The exercise
Copy each line containing the word "månad" from the records that follow, please.

>> Begin Material for this exercise

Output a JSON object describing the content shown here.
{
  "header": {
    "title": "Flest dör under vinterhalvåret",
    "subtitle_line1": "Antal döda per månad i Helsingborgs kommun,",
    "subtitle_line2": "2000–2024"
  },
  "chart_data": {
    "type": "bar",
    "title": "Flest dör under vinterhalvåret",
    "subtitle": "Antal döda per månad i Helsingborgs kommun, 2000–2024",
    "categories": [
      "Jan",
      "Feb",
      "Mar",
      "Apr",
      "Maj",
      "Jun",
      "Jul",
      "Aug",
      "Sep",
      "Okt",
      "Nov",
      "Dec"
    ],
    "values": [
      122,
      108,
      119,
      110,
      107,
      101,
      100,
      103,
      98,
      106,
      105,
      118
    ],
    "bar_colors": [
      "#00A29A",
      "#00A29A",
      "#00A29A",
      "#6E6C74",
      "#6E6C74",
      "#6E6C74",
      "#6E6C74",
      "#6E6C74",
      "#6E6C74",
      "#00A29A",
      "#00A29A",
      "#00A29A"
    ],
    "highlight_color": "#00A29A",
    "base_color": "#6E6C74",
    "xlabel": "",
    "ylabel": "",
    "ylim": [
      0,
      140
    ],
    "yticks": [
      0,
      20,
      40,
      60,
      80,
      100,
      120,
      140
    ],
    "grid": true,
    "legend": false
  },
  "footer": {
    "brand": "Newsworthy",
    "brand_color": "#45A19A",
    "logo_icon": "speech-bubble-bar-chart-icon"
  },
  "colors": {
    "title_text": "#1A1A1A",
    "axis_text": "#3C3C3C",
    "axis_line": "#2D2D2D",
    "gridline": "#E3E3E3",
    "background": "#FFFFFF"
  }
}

>> End Material for this exercise
>> Begin Material for this exercise

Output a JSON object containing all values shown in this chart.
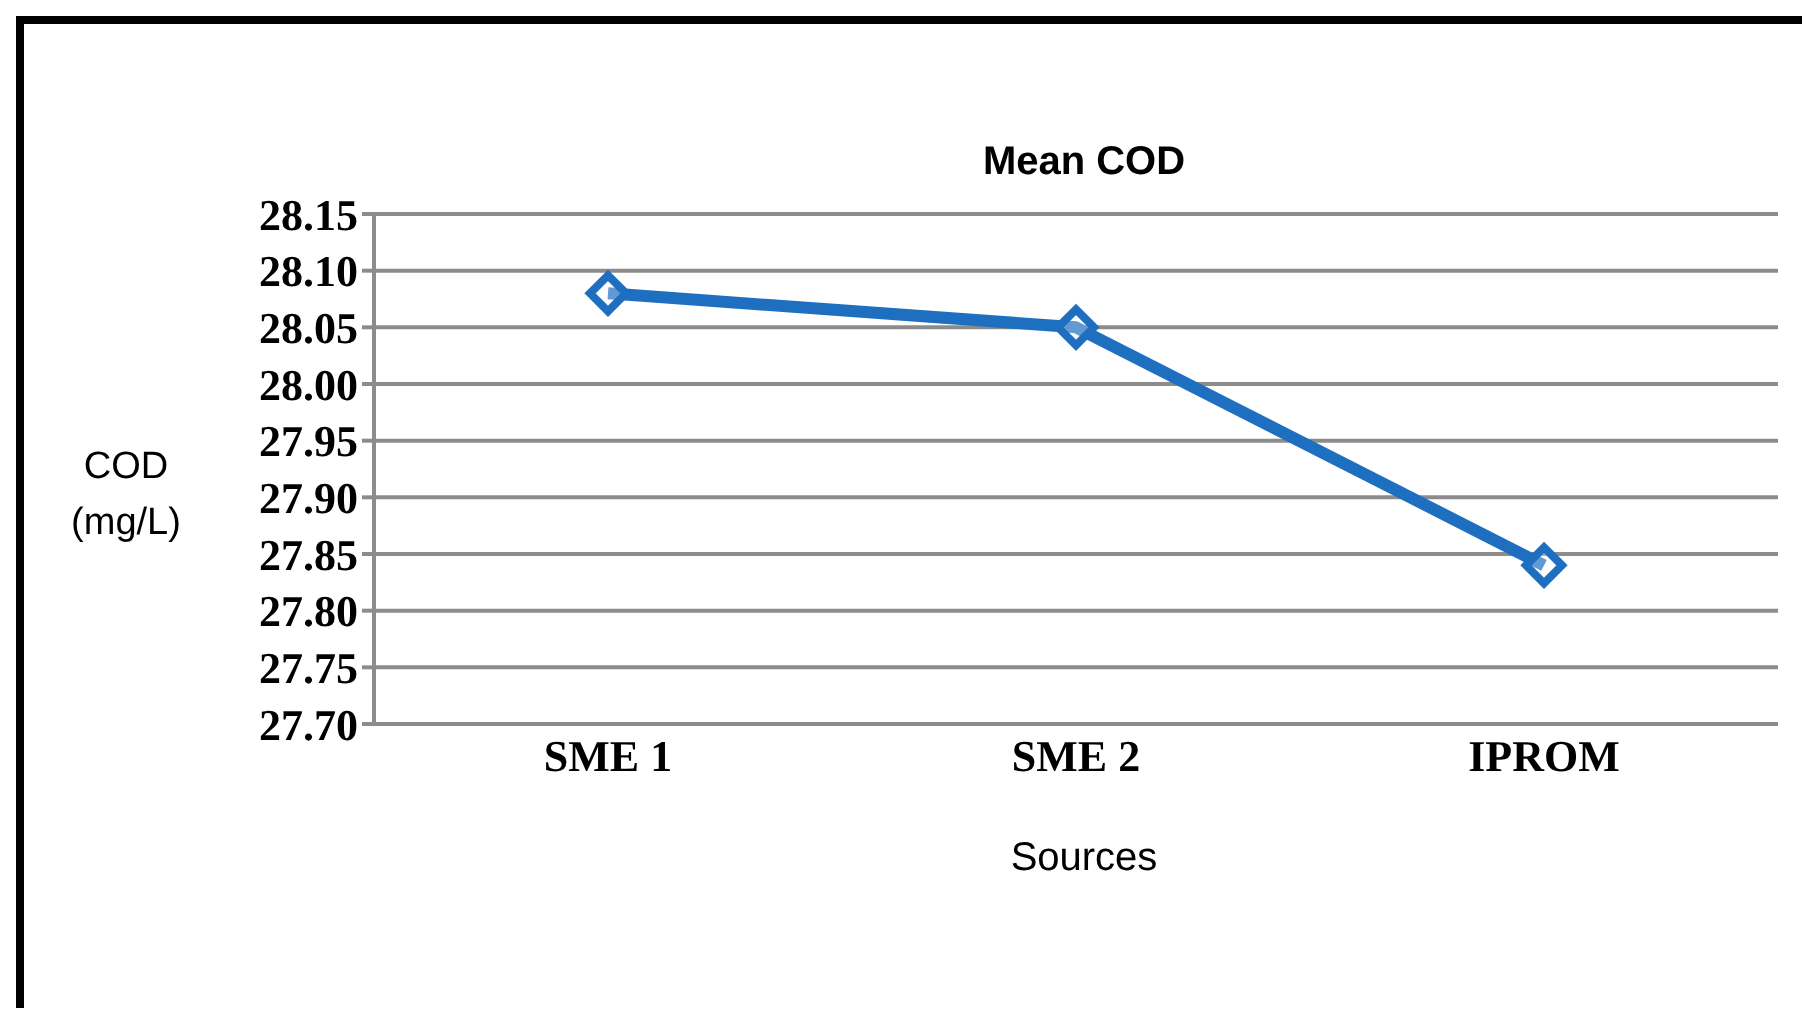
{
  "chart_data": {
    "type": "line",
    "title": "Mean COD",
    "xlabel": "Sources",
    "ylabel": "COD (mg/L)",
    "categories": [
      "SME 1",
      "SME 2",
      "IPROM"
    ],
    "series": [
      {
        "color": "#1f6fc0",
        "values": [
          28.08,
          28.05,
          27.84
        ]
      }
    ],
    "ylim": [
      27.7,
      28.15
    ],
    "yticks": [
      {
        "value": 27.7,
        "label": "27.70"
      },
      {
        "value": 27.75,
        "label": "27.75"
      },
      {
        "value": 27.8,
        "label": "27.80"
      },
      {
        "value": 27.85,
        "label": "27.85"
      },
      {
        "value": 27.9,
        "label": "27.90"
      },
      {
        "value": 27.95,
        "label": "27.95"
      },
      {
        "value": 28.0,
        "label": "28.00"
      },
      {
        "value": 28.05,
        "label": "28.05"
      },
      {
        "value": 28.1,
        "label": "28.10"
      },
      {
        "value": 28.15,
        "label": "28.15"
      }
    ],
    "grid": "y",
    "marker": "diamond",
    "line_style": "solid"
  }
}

>> End Material for this exercise

Answer to the exercise
    "subtitle_line1": "Antal döda per månad i Helsingborgs kommun,",
    "subtitle": "Antal döda per månad i Helsingborgs kommun, 2000–2024",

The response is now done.